**Given problem**
Of the lines in the records that follow, how many include the word "name"? Answer with a bare number.

**** Material for the task ****

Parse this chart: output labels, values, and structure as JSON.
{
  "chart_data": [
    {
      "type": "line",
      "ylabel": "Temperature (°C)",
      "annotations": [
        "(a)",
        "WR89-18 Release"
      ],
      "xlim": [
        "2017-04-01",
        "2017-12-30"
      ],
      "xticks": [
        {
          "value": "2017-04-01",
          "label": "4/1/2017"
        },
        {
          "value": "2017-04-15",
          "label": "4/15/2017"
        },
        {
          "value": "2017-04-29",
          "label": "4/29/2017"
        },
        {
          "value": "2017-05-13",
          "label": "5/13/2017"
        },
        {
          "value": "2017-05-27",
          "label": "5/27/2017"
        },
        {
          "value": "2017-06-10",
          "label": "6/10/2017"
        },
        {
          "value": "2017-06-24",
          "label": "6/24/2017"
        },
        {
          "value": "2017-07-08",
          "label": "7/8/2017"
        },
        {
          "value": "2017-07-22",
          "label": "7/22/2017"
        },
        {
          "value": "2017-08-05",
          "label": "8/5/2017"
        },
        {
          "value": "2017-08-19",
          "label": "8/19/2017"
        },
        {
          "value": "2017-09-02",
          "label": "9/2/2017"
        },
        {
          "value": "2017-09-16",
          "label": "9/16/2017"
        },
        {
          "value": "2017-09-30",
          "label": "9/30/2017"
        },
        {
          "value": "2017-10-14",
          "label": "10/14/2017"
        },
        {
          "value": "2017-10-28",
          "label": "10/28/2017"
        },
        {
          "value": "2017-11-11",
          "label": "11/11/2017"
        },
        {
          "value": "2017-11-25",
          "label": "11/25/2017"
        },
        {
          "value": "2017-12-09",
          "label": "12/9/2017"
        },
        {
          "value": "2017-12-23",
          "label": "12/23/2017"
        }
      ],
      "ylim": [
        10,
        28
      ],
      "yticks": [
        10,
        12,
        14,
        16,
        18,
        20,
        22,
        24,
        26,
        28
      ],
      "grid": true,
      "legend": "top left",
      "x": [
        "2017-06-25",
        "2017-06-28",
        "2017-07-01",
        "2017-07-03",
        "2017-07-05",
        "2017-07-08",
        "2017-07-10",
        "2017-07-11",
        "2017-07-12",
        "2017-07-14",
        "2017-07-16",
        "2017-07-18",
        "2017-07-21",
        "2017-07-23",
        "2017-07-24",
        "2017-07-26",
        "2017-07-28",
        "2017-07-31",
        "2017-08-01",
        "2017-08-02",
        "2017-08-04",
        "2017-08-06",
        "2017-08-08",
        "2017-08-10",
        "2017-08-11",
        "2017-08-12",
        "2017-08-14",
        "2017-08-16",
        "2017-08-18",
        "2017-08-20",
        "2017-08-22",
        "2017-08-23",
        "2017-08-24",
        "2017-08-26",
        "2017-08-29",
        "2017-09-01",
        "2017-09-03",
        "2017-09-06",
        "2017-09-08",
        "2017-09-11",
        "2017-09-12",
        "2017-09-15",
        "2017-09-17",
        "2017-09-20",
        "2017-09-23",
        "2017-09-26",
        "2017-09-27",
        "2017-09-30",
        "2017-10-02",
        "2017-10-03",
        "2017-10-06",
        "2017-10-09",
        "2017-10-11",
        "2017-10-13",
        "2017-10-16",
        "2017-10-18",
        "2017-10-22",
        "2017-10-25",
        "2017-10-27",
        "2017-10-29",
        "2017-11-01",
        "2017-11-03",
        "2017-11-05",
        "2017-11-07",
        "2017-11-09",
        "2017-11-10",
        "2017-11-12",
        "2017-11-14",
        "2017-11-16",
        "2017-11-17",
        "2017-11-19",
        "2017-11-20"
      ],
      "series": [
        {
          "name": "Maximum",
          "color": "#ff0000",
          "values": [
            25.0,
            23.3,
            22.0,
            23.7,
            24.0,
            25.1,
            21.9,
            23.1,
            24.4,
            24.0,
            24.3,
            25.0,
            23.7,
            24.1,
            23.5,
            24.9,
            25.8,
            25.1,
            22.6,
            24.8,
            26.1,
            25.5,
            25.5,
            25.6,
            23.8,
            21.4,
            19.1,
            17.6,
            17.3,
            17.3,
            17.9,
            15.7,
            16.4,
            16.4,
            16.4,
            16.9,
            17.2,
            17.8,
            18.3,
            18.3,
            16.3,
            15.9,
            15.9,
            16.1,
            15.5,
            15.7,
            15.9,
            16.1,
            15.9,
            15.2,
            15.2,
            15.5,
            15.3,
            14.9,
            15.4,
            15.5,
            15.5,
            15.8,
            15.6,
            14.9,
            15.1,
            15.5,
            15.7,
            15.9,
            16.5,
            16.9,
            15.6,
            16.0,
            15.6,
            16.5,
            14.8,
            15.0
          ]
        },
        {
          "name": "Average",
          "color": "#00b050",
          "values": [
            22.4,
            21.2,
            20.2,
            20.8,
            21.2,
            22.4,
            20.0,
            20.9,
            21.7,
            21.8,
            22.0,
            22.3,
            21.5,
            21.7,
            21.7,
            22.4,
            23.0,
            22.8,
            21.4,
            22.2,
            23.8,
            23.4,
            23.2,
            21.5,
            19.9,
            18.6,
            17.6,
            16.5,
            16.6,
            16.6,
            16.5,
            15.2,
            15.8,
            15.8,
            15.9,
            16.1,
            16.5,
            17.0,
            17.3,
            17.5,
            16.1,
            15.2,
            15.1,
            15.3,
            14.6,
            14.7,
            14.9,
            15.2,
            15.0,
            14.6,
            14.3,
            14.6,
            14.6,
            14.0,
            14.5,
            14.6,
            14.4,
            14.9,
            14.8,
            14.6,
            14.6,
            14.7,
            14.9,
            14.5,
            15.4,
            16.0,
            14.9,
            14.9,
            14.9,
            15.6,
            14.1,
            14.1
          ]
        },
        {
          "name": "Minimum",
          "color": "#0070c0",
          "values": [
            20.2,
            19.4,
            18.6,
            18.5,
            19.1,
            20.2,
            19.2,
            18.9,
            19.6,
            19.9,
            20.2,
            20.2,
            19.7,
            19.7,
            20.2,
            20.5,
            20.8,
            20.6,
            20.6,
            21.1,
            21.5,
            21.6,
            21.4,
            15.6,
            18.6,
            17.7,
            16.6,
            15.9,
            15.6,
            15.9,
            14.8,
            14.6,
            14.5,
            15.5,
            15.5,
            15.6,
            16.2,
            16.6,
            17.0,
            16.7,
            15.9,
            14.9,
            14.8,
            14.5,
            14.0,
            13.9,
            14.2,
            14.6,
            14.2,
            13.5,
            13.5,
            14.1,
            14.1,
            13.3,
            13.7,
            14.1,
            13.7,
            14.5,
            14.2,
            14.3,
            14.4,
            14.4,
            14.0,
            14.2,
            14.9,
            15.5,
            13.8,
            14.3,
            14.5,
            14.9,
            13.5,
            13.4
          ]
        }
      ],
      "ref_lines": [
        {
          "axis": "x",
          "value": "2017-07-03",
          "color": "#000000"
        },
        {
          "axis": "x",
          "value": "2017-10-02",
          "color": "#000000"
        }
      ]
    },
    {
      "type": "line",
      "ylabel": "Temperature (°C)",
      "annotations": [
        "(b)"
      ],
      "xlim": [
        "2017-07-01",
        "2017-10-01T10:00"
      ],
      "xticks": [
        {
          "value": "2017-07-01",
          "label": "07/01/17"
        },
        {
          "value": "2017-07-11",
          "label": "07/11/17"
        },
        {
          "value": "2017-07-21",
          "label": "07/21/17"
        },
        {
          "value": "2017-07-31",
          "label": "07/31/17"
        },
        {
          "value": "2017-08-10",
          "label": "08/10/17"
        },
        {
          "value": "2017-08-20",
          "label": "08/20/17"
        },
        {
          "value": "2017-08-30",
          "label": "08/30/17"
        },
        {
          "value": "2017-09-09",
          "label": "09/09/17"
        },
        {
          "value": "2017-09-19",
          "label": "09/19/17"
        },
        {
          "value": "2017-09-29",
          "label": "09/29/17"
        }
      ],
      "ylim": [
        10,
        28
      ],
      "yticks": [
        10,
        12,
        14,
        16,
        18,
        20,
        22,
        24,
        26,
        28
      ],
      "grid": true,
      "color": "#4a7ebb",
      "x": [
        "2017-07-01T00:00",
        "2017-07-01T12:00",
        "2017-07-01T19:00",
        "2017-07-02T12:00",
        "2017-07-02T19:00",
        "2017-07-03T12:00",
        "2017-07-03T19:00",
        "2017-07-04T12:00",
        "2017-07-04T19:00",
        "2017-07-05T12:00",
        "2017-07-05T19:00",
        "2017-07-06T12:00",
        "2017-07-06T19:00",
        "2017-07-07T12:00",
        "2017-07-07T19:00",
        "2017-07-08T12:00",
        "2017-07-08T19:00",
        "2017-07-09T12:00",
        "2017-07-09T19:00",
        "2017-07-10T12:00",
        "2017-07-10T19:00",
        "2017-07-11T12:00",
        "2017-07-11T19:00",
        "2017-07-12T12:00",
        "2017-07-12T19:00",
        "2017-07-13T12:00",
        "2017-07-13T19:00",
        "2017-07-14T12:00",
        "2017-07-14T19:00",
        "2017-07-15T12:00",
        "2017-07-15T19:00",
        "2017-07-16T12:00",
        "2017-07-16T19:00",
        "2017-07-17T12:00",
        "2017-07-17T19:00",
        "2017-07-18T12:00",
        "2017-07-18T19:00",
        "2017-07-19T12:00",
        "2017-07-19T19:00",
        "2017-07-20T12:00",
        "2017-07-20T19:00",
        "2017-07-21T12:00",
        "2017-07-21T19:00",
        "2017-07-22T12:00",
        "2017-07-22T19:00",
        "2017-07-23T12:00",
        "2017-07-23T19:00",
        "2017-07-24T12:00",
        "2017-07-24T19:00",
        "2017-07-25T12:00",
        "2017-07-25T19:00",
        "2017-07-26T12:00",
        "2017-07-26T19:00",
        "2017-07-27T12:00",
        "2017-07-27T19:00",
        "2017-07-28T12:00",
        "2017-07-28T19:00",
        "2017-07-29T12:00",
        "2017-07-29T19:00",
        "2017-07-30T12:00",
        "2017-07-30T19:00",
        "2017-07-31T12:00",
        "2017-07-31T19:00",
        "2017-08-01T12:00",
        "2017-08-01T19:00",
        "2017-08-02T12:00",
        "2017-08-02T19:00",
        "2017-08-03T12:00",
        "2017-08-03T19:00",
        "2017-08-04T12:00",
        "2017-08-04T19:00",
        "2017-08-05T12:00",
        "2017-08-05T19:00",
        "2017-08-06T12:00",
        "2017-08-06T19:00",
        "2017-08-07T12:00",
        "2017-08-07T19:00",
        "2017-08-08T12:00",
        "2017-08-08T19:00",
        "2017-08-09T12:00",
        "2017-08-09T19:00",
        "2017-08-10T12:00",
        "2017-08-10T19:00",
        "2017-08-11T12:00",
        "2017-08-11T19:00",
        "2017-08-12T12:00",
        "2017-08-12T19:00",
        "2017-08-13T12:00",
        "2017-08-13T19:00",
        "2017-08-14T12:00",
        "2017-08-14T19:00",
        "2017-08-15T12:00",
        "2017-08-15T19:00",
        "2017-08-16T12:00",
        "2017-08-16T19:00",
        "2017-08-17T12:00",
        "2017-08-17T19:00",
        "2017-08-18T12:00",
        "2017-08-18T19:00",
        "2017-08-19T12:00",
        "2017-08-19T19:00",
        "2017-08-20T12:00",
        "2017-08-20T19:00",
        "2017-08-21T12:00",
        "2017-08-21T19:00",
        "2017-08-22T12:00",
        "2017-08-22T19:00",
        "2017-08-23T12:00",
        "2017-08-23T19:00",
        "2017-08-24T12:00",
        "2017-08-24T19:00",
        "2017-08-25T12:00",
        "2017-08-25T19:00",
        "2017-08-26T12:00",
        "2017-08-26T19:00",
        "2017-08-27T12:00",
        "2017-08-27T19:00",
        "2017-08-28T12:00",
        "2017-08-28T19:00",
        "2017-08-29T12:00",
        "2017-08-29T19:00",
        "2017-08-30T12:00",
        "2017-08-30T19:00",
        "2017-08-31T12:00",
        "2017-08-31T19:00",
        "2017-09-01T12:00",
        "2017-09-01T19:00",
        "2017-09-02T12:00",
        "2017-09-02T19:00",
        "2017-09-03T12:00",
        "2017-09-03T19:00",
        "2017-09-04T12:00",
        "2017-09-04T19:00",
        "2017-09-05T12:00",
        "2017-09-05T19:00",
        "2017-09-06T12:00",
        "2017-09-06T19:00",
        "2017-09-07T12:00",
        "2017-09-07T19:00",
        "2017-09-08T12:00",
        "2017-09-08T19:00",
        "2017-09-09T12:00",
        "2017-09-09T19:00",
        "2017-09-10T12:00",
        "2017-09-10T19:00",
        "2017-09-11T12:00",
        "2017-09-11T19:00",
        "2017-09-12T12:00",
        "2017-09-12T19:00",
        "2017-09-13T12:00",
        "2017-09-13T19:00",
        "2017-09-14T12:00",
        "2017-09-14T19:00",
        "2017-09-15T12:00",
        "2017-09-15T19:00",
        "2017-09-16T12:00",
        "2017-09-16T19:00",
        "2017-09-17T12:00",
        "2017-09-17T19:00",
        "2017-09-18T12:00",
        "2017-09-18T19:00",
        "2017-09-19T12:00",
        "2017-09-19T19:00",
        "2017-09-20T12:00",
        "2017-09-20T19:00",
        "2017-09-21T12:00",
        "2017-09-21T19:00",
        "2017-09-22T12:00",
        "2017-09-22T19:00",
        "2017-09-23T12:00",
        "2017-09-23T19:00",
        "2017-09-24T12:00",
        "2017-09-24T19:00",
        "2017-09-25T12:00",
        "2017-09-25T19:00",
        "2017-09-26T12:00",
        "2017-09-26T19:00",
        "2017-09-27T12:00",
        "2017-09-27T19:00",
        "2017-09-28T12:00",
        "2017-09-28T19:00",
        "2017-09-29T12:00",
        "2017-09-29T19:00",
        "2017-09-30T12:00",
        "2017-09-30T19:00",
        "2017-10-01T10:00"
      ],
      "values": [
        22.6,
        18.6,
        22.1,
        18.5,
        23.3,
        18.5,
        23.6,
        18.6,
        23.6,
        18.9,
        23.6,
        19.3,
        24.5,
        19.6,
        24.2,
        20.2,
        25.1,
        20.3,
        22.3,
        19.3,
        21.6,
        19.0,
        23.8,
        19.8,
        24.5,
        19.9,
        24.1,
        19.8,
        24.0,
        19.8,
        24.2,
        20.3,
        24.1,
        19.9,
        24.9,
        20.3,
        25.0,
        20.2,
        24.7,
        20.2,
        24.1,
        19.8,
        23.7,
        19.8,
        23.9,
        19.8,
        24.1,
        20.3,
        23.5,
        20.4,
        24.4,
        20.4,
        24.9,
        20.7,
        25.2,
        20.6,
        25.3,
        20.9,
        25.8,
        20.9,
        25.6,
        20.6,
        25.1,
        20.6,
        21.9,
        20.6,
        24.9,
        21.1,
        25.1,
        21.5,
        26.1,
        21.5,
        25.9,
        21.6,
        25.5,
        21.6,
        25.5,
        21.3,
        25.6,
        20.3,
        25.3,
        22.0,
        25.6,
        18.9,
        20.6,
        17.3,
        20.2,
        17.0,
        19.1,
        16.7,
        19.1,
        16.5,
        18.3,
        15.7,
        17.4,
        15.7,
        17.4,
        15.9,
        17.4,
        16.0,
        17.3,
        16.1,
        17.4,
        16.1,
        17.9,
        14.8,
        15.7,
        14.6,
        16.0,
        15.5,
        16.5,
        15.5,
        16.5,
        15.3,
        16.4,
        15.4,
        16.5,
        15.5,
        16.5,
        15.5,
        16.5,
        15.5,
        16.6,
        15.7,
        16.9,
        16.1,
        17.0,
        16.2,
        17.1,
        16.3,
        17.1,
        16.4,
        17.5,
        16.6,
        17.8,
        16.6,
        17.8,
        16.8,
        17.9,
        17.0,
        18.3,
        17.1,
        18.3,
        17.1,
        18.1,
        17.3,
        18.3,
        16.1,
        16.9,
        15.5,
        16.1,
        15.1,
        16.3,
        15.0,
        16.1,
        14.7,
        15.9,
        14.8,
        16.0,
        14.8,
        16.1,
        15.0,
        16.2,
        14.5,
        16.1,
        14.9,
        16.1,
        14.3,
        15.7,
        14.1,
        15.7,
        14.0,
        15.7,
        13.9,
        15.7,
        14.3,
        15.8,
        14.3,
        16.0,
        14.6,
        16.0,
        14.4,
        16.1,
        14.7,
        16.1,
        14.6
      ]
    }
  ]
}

****

**The output**
3